[Collected data entries]
• • • •

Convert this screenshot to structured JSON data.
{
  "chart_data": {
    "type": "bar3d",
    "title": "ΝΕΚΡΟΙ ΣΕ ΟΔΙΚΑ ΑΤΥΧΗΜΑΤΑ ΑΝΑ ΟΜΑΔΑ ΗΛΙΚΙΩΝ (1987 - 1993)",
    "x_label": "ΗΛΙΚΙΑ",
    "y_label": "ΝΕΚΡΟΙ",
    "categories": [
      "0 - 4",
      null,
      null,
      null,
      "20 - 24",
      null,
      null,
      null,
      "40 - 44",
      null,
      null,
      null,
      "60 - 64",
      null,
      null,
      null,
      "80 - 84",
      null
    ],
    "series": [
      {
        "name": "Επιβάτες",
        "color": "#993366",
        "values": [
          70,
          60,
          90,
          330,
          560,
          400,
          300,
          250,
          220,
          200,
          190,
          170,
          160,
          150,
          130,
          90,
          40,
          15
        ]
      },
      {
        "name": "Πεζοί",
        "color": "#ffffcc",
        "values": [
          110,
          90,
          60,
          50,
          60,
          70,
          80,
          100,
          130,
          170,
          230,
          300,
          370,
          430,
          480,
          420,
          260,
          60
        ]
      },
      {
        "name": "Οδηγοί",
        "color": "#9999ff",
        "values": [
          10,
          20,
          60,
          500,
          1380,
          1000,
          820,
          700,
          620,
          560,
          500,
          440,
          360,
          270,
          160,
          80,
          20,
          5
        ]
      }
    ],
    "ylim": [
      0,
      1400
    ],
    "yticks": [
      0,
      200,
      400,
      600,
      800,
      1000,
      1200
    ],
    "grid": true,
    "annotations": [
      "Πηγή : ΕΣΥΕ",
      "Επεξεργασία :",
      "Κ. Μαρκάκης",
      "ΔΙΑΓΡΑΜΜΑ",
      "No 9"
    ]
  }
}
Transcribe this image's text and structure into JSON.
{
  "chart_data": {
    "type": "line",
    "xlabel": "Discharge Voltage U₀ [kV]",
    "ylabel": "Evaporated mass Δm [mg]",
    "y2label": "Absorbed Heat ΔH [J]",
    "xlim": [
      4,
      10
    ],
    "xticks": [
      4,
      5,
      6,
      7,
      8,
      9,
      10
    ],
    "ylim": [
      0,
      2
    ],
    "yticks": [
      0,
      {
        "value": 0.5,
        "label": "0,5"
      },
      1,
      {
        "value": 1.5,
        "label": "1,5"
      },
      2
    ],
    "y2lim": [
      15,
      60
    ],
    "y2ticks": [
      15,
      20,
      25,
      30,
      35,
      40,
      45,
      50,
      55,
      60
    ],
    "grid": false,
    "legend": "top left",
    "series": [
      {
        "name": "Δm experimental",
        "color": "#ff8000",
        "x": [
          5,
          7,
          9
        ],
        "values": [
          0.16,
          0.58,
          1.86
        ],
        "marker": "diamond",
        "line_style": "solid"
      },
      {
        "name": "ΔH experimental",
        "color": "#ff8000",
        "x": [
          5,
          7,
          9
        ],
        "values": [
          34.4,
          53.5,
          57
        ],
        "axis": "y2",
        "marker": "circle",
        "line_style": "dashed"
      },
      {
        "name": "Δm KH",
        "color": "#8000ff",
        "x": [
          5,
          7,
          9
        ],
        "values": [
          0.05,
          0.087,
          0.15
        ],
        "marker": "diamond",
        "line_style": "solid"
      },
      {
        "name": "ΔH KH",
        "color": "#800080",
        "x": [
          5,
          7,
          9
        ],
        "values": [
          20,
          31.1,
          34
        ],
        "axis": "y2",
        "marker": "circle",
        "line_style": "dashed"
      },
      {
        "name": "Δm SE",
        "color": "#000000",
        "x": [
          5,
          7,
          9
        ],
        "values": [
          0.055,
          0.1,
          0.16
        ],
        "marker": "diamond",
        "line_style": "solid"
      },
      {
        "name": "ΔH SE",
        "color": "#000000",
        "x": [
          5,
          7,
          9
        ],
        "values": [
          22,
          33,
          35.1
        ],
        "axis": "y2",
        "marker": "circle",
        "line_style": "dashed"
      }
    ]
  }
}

• • • •

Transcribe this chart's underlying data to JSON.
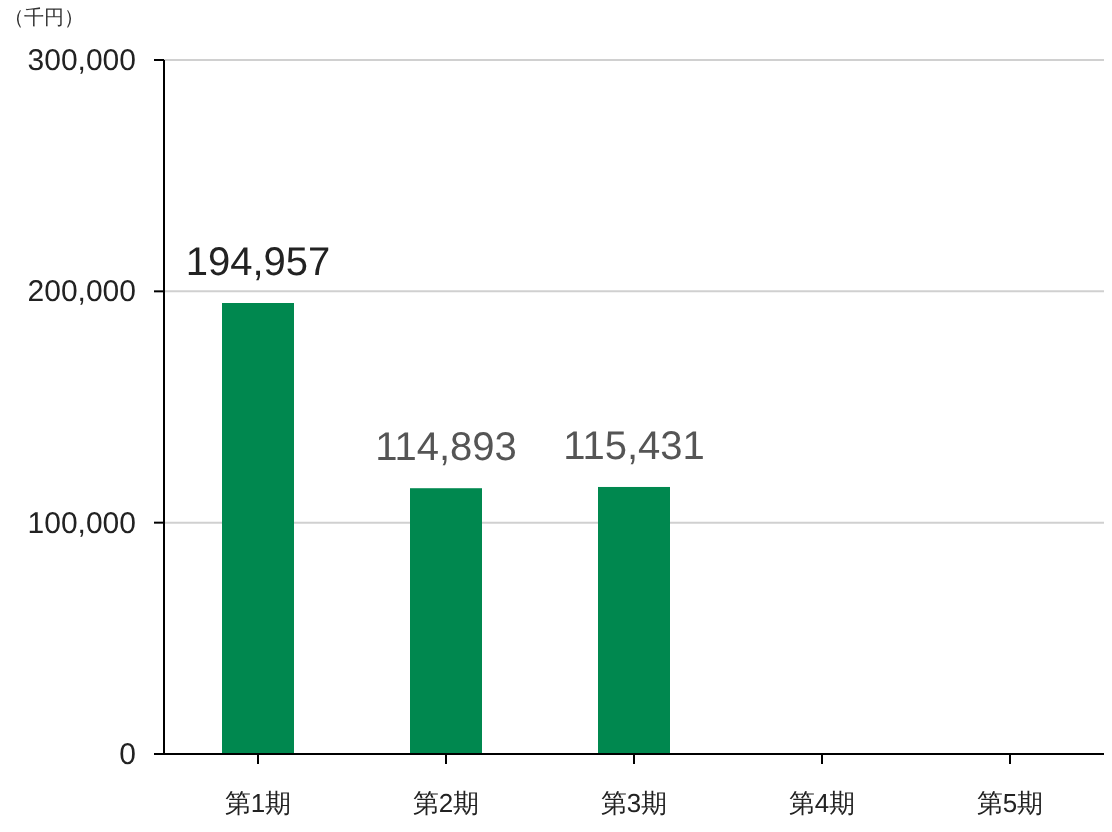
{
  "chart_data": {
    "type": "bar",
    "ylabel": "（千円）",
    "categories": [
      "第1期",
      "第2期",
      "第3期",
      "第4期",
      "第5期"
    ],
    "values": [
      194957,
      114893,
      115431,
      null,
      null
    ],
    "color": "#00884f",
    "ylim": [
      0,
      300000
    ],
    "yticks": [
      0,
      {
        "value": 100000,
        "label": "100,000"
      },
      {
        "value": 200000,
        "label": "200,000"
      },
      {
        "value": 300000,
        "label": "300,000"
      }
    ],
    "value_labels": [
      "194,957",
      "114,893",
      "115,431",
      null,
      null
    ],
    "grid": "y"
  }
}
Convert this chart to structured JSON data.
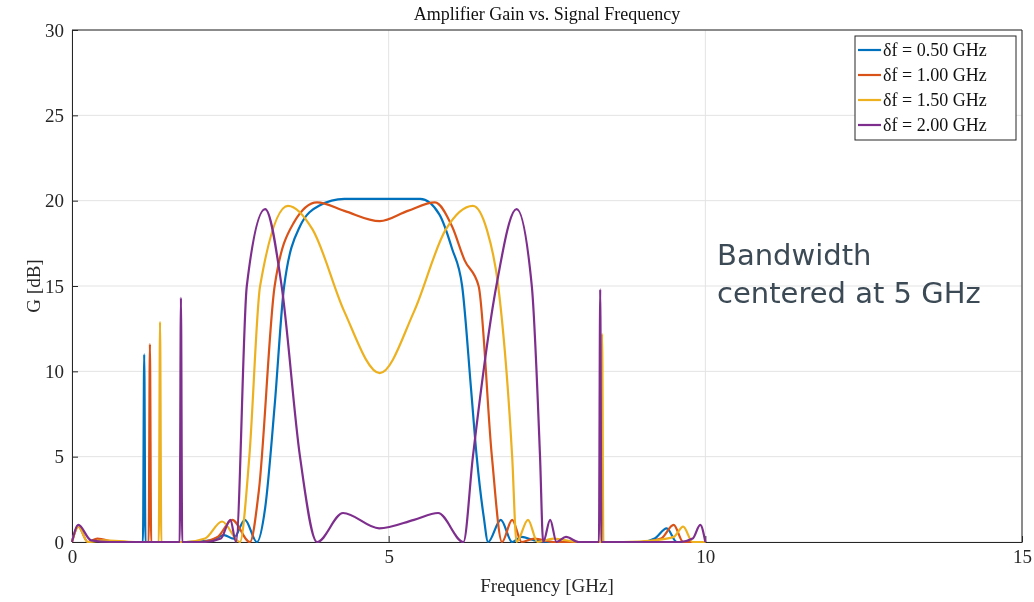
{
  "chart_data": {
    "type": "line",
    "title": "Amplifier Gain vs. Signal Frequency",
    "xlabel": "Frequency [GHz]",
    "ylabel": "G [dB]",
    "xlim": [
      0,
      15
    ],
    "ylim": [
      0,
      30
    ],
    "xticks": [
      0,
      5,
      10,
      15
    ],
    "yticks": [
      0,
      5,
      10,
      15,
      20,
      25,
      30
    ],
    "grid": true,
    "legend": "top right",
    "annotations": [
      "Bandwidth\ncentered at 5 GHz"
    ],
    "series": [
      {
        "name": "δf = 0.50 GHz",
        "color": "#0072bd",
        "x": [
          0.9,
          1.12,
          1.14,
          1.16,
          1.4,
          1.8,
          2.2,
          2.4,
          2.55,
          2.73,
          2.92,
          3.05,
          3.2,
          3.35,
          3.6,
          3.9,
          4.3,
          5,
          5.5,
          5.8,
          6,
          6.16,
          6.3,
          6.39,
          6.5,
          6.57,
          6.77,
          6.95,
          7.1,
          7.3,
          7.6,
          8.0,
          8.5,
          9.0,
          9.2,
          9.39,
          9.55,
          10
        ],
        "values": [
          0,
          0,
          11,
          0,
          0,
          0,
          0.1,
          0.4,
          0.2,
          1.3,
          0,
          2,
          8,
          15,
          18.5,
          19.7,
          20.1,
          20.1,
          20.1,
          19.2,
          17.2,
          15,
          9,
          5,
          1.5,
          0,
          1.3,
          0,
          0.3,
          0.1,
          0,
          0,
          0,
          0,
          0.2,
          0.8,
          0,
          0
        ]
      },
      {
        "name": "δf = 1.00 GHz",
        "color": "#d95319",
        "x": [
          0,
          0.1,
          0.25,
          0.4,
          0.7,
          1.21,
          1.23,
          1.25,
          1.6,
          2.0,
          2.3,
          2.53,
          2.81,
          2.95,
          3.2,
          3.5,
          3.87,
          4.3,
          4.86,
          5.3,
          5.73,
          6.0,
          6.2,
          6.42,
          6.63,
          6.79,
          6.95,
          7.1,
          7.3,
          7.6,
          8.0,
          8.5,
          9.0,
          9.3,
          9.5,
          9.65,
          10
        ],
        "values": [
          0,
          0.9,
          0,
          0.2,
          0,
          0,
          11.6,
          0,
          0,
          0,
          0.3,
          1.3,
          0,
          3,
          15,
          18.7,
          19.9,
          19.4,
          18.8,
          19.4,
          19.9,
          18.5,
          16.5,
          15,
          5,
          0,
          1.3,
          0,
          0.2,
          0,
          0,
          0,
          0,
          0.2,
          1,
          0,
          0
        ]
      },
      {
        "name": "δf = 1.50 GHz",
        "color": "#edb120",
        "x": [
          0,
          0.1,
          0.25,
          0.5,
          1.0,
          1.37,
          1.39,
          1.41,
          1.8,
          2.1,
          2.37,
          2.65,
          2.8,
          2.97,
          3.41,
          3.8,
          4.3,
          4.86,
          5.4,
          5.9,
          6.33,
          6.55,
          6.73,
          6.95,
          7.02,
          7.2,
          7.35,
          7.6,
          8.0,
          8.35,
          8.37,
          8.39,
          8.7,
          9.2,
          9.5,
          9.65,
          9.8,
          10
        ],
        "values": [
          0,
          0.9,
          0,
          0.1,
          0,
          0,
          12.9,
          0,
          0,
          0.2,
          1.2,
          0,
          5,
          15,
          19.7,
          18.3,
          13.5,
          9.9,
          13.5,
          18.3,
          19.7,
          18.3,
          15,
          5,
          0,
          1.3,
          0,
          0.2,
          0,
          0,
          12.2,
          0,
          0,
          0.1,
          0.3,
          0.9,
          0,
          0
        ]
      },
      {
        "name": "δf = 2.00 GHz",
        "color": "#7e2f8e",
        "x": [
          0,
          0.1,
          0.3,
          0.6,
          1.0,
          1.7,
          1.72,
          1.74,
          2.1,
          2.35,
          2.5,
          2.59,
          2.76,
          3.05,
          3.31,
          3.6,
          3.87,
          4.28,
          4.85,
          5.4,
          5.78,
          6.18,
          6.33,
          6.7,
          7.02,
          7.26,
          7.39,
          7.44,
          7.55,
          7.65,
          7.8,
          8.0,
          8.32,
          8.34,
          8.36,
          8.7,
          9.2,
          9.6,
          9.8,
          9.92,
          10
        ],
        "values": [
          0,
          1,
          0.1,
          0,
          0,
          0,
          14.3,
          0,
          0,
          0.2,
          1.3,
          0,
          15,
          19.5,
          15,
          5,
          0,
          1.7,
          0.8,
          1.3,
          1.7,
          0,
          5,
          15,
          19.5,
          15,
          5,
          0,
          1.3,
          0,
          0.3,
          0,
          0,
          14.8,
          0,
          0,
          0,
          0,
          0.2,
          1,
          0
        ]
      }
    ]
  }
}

• • • •

[EXERCISE BRIEF]
Determine how many lines in the records contain "grid", and reply with the number only.

[SOLUTION]
4